▸ **REQUIREMENTS**: Only a number is wanted here: the number of lines of the data that include "زياد".

▸ **DATA SHOWN**:
____
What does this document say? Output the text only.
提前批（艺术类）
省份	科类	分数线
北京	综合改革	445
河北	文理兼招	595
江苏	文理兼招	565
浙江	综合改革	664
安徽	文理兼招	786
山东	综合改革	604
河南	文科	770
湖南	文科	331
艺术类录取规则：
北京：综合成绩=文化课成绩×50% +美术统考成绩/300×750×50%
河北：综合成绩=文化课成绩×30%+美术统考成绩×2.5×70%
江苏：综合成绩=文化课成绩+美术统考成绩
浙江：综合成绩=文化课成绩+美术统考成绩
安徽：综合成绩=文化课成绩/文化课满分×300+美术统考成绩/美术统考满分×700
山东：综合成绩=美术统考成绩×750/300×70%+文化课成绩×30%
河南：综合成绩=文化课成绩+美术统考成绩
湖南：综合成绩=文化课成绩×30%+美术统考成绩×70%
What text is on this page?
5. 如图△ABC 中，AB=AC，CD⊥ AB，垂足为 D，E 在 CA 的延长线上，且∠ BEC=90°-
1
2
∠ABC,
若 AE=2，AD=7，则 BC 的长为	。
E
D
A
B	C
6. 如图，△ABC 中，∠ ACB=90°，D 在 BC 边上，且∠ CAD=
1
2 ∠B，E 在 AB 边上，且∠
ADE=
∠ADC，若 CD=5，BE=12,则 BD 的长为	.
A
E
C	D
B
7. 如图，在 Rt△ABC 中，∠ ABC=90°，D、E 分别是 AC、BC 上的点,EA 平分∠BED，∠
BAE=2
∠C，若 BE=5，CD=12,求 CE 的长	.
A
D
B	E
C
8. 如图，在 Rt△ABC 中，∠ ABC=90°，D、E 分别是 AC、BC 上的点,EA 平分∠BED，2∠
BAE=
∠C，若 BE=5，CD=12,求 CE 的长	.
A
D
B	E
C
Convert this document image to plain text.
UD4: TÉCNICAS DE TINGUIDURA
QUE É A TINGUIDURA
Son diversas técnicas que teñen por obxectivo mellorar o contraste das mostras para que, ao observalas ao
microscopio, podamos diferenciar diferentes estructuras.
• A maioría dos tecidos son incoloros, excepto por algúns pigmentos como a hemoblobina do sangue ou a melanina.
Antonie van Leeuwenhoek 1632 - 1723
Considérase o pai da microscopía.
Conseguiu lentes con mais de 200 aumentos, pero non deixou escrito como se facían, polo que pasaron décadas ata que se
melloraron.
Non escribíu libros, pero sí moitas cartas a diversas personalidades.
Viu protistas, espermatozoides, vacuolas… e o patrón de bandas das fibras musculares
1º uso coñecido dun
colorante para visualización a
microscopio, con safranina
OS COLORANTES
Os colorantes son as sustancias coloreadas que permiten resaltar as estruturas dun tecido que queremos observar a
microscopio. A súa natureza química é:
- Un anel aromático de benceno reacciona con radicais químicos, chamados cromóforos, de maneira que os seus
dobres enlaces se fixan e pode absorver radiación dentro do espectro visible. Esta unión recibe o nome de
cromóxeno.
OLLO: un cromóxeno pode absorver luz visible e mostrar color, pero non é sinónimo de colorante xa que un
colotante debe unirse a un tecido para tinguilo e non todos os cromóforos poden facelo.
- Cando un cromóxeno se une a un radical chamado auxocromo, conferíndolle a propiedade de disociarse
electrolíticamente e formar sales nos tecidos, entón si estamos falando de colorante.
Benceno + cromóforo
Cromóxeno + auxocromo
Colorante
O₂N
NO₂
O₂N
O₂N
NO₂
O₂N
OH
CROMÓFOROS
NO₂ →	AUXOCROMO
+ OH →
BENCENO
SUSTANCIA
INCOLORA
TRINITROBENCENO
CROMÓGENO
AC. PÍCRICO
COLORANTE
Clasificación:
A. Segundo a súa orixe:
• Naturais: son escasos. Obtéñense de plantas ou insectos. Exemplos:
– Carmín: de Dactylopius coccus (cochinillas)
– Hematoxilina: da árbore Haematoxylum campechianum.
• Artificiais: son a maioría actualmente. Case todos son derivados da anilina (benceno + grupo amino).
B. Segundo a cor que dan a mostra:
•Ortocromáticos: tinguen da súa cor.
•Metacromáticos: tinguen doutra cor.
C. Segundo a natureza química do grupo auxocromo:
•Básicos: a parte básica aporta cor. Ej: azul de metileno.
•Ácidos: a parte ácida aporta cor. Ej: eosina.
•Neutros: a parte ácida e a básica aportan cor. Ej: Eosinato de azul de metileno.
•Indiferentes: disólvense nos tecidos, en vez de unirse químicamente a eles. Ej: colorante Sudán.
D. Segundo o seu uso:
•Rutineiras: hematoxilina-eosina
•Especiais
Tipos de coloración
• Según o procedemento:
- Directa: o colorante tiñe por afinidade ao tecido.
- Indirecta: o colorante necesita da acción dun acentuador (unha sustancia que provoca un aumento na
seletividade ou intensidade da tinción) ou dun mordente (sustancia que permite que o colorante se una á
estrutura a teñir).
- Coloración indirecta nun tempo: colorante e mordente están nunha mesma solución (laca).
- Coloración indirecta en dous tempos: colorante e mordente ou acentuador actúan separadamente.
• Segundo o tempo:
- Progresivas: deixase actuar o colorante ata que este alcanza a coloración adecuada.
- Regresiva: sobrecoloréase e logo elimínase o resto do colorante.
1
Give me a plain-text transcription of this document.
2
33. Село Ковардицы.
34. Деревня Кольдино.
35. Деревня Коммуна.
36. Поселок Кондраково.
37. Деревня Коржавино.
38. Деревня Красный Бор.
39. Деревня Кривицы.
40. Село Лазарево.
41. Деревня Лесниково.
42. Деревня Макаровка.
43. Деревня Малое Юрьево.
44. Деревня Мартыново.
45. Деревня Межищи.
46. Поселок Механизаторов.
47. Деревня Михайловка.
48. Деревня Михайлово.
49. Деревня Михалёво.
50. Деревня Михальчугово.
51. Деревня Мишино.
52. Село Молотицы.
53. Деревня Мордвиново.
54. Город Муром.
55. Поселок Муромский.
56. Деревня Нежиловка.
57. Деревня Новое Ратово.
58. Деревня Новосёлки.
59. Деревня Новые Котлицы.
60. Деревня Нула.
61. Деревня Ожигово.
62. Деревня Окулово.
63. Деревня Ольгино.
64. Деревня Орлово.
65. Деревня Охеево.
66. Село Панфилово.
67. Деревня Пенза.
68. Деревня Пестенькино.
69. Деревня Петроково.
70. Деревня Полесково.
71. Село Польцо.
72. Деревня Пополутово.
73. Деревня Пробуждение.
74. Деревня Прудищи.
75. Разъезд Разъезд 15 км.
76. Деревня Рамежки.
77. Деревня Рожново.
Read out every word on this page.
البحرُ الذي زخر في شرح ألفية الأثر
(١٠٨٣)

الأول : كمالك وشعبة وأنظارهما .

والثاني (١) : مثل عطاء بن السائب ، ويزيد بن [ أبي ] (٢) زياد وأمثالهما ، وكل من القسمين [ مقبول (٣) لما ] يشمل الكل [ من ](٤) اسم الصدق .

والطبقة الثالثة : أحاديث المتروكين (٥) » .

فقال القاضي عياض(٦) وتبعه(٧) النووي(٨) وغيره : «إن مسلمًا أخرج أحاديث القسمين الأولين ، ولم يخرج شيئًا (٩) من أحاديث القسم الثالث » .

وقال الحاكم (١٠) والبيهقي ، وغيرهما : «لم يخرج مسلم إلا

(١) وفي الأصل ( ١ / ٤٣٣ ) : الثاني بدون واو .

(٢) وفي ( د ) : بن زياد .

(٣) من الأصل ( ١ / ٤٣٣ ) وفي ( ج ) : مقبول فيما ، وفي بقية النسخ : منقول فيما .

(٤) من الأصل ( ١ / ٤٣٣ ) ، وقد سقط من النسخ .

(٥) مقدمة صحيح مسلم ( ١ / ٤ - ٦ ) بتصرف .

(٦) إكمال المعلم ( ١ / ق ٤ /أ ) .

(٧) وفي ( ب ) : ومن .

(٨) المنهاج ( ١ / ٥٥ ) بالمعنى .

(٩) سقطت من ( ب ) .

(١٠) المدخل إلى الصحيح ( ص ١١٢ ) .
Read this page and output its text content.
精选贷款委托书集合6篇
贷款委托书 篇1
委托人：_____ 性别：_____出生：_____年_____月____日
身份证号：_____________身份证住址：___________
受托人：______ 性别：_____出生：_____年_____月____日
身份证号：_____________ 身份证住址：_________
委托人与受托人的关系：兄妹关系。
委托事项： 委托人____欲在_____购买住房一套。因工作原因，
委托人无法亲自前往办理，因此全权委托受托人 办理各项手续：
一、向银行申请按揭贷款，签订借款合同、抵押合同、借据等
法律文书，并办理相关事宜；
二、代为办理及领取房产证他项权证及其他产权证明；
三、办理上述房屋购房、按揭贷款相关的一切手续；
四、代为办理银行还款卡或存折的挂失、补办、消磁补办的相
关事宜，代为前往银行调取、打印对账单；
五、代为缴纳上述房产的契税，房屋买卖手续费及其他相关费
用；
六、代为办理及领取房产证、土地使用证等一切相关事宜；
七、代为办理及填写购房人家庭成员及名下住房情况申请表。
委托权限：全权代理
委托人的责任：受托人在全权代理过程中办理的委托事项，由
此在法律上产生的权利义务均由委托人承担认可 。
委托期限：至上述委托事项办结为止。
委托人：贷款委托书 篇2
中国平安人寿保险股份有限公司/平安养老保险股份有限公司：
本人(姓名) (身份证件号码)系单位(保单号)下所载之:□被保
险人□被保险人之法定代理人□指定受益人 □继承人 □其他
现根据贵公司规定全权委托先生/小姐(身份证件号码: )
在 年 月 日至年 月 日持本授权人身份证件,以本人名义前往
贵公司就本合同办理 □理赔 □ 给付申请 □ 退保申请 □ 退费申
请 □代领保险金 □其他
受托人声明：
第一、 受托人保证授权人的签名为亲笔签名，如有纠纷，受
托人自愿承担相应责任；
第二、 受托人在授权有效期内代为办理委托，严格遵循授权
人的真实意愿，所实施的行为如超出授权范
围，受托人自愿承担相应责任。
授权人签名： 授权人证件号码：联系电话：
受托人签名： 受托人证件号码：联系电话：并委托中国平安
____
▸ **EXERCISE RESULT**: 2